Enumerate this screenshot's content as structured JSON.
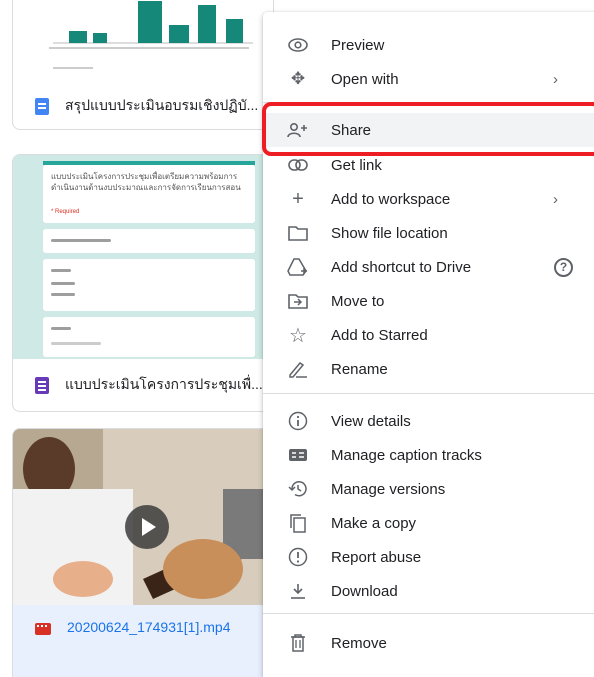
{
  "files": [
    {
      "title": "สรุปแบบประเมินอบรมเชิงปฏิบั...",
      "icon": "google-docs-icon"
    },
    {
      "title": "แบบประเมินโครงการประชุมเพื่...",
      "icon": "google-forms-icon"
    },
    {
      "title": "20200624_174931[1].mp4",
      "icon": "video-file-icon"
    }
  ],
  "form_preview": {
    "heading": "แบบประเมินโครงการประชุมเพื่อเตรียมความพร้อมการดำเนินงานด้านงบประมาณและการจัดการเรียนการสอน",
    "required_note": "* Required"
  },
  "context_menu": {
    "items": [
      {
        "label": "Preview",
        "icon": "eye-icon"
      },
      {
        "label": "Open with",
        "icon": "move-arrows-icon",
        "submenu": true
      },
      {
        "label": "Share",
        "icon": "add-person-icon",
        "highlighted": true
      },
      {
        "label": "Get link",
        "icon": "link-icon"
      },
      {
        "label": "Add to workspace",
        "icon": "plus-icon",
        "submenu": true
      },
      {
        "label": "Show file location",
        "icon": "folder-icon"
      },
      {
        "label": "Add shortcut to Drive",
        "icon": "add-shortcut-icon",
        "help": true
      },
      {
        "label": "Move to",
        "icon": "move-to-folder-icon"
      },
      {
        "label": "Add to Starred",
        "icon": "star-icon"
      },
      {
        "label": "Rename",
        "icon": "pencil-icon"
      },
      {
        "label": "View details",
        "icon": "info-icon"
      },
      {
        "label": "Manage caption tracks",
        "icon": "closed-caption-icon"
      },
      {
        "label": "Manage versions",
        "icon": "history-icon"
      },
      {
        "label": "Make a copy",
        "icon": "copy-icon"
      },
      {
        "label": "Report abuse",
        "icon": "report-icon"
      },
      {
        "label": "Download",
        "icon": "download-icon"
      },
      {
        "label": "Remove",
        "icon": "trash-icon"
      }
    ]
  },
  "colors": {
    "highlight_outline": "#ee1d23",
    "teal": "#26a69a",
    "chart_bar": "#15887a"
  }
}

○ ○ ○ ○ ○ ○ ○

**What is required**
Transcribe every record above exactly, leaving out the pictures.

**Task result**
Enumerate this screenshot's content as structured JSON.
{
  "files": [
    {
      "title": "สรุปแบบประเมินอบรมเชิงปฏิบั...",
      "icon": "google-docs-icon"
    },
    {
      "title": "แบบประเมินโครงการประชุมเพื่...",
      "icon": "google-forms-icon"
    },
    {
      "title": "20200624_174931[1].mp4",
      "icon": "video-file-icon"
    }
  ],
  "form_preview": {
    "heading": "แบบประเมินโครงการประชุมเพื่อเตรียมความพร้อมการดำเนินงานด้านงบประมาณและการจัดการเรียนการสอน",
    "required_note": "* Required"
  },
  "context_menu": {
    "items": [
      {
        "label": "Preview",
        "icon": "eye-icon"
      },
      {
        "label": "Open with",
        "icon": "move-arrows-icon",
        "submenu": true
      },
      {
        "label": "Share",
        "icon": "add-person-icon",
        "highlighted": true
      },
      {
        "label": "Get link",
        "icon": "link-icon"
      },
      {
        "label": "Add to workspace",
        "icon": "plus-icon",
        "submenu": true
      },
      {
        "label": "Show file location",
        "icon": "folder-icon"
      },
      {
        "label": "Add shortcut to Drive",
        "icon": "add-shortcut-icon",
        "help": true
      },
      {
        "label": "Move to",
        "icon": "move-to-folder-icon"
      },
      {
        "label": "Add to Starred",
        "icon": "star-icon"
      },
      {
        "label": "Rename",
        "icon": "pencil-icon"
      },
      {
        "label": "View details",
        "icon": "info-icon"
      },
      {
        "label": "Manage caption tracks",
        "icon": "closed-caption-icon"
      },
      {
        "label": "Manage versions",
        "icon": "history-icon"
      },
      {
        "label": "Make a copy",
        "icon": "copy-icon"
      },
      {
        "label": "Report abuse",
        "icon": "report-icon"
      },
      {
        "label": "Download",
        "icon": "download-icon"
      },
      {
        "label": "Remove",
        "icon": "trash-icon"
      }
    ]
  },
  "colors": {
    "highlight_outline": "#ee1d23",
    "teal": "#26a69a",
    "chart_bar": "#15887a"
  }
}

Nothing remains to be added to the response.